--- Begin ---

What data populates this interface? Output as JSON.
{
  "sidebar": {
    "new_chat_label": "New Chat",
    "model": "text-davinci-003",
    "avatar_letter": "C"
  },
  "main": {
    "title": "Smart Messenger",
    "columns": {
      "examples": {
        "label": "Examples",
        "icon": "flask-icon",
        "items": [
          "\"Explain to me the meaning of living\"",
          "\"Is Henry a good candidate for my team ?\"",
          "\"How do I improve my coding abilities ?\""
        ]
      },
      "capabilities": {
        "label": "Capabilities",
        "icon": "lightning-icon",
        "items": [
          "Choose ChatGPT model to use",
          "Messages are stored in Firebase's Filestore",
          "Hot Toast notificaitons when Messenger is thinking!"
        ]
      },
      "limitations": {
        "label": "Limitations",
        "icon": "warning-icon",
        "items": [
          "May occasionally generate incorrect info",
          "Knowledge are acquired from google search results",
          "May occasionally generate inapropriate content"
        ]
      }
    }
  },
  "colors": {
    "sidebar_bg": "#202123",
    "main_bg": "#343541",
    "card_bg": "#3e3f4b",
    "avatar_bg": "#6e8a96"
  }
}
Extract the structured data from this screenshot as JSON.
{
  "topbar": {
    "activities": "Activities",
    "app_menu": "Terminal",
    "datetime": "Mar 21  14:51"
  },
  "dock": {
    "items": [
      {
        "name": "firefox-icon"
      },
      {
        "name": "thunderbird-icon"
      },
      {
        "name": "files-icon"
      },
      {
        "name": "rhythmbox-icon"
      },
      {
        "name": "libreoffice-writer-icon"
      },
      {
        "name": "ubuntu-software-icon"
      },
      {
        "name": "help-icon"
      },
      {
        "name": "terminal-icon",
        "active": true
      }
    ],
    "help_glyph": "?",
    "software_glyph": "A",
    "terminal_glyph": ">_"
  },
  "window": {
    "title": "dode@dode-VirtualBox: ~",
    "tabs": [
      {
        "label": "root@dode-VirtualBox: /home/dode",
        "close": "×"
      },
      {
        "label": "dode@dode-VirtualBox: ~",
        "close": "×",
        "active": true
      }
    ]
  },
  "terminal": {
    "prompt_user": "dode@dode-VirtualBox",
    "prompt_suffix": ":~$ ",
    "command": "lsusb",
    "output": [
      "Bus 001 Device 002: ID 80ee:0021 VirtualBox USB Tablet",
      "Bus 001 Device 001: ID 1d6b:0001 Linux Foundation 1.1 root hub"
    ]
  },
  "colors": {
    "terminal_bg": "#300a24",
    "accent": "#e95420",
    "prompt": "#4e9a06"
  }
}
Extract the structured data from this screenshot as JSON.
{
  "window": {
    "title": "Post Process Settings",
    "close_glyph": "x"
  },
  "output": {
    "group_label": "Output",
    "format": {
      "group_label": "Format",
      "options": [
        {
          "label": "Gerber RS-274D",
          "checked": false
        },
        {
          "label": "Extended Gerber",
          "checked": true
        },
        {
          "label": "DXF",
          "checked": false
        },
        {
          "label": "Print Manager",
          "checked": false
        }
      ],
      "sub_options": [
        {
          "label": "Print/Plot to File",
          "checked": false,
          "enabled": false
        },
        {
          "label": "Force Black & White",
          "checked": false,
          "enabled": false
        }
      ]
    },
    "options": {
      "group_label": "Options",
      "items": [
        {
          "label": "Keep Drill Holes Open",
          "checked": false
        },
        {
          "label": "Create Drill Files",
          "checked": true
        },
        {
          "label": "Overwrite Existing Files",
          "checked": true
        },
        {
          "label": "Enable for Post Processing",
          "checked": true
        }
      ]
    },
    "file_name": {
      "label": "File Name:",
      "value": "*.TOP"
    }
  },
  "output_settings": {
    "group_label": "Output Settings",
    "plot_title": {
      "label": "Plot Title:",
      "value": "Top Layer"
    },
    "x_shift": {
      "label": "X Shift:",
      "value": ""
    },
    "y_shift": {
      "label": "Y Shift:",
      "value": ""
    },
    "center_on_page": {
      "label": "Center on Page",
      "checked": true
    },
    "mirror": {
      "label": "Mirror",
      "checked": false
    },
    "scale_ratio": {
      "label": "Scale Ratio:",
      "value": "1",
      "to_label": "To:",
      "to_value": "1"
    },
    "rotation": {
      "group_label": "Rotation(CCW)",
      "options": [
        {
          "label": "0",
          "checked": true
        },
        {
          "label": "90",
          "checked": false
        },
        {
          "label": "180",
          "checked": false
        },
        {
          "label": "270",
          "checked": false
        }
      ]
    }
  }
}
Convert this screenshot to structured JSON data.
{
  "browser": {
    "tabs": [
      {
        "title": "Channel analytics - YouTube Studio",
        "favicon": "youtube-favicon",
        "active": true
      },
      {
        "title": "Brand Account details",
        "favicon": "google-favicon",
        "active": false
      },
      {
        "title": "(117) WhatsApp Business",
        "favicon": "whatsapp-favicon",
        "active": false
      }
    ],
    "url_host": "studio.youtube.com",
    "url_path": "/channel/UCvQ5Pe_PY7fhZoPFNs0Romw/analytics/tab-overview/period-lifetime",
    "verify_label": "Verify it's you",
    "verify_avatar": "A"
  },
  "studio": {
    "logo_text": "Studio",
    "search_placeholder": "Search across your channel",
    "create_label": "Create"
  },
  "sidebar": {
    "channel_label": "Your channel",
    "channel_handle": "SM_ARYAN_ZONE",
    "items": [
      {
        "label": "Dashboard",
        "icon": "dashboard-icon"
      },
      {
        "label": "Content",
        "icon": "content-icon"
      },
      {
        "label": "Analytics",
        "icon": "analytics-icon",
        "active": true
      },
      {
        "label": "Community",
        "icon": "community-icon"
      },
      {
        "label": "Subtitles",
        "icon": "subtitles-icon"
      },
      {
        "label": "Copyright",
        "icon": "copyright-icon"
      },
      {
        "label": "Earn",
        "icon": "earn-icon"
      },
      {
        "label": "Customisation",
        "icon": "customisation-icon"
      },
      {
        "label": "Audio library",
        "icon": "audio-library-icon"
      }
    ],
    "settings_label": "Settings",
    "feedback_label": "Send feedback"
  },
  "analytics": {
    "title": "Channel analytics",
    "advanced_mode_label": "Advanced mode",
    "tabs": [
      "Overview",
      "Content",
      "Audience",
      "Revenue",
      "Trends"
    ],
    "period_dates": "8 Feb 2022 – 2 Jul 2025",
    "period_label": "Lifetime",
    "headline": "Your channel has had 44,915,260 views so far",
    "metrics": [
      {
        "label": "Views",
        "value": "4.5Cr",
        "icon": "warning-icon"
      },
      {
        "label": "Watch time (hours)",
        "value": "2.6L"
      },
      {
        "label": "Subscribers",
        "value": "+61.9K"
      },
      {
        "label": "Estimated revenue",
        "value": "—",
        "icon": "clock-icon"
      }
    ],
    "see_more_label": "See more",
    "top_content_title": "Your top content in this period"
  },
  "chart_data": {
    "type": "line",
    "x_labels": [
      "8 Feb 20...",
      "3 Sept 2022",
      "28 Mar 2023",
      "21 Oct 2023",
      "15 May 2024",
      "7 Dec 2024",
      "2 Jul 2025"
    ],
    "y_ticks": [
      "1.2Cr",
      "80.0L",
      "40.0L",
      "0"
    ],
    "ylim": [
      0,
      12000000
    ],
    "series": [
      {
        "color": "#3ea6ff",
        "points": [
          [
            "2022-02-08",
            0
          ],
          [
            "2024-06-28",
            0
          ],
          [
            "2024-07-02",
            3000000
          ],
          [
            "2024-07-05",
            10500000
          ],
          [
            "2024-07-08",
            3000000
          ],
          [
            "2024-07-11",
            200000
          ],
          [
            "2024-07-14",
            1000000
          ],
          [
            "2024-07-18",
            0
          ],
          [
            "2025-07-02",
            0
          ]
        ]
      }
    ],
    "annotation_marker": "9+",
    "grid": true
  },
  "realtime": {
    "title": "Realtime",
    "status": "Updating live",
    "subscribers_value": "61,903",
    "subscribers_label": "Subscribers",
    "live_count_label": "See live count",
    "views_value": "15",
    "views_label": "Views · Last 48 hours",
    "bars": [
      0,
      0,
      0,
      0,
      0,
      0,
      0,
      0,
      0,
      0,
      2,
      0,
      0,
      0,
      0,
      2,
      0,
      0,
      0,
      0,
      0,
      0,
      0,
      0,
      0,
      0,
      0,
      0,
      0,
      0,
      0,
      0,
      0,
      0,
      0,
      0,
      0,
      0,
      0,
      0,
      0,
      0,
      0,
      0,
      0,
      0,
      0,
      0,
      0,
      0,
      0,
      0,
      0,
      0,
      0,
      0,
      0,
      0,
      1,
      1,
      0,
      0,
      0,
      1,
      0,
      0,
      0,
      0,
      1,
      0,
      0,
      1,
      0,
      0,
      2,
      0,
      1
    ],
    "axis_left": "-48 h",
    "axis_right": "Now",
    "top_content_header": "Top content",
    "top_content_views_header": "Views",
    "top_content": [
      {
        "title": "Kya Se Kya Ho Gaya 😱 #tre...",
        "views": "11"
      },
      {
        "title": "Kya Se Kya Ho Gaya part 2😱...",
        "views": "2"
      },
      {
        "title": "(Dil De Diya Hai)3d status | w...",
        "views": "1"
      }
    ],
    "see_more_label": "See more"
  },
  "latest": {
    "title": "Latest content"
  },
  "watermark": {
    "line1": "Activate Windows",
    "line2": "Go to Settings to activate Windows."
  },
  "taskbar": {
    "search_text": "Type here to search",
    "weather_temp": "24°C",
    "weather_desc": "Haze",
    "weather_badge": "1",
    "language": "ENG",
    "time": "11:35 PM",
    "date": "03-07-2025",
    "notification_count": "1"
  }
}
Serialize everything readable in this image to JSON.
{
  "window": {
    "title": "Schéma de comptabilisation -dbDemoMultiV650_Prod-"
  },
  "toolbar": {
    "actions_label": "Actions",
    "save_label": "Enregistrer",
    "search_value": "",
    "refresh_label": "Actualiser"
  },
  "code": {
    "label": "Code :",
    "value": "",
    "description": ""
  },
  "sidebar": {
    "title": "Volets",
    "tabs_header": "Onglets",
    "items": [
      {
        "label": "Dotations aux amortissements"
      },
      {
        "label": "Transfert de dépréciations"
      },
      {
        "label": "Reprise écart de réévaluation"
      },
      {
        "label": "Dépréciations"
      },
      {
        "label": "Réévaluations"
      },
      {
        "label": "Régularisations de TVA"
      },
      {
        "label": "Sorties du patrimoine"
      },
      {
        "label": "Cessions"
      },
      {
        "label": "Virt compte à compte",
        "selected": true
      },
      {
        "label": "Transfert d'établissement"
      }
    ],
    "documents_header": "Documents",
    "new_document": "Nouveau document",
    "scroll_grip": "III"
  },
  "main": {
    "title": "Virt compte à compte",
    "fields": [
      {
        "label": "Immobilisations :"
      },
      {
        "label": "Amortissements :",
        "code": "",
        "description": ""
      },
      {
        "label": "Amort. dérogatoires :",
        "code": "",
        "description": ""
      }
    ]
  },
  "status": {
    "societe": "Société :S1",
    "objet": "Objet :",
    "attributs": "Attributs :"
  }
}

--- End ---

GOAL: Find the word "Print" in the data and copy out each line where it turns up.

RESULT OF THE EXERCISE:
          "label": "Print Manager",
          "label": "Print/Plot to File",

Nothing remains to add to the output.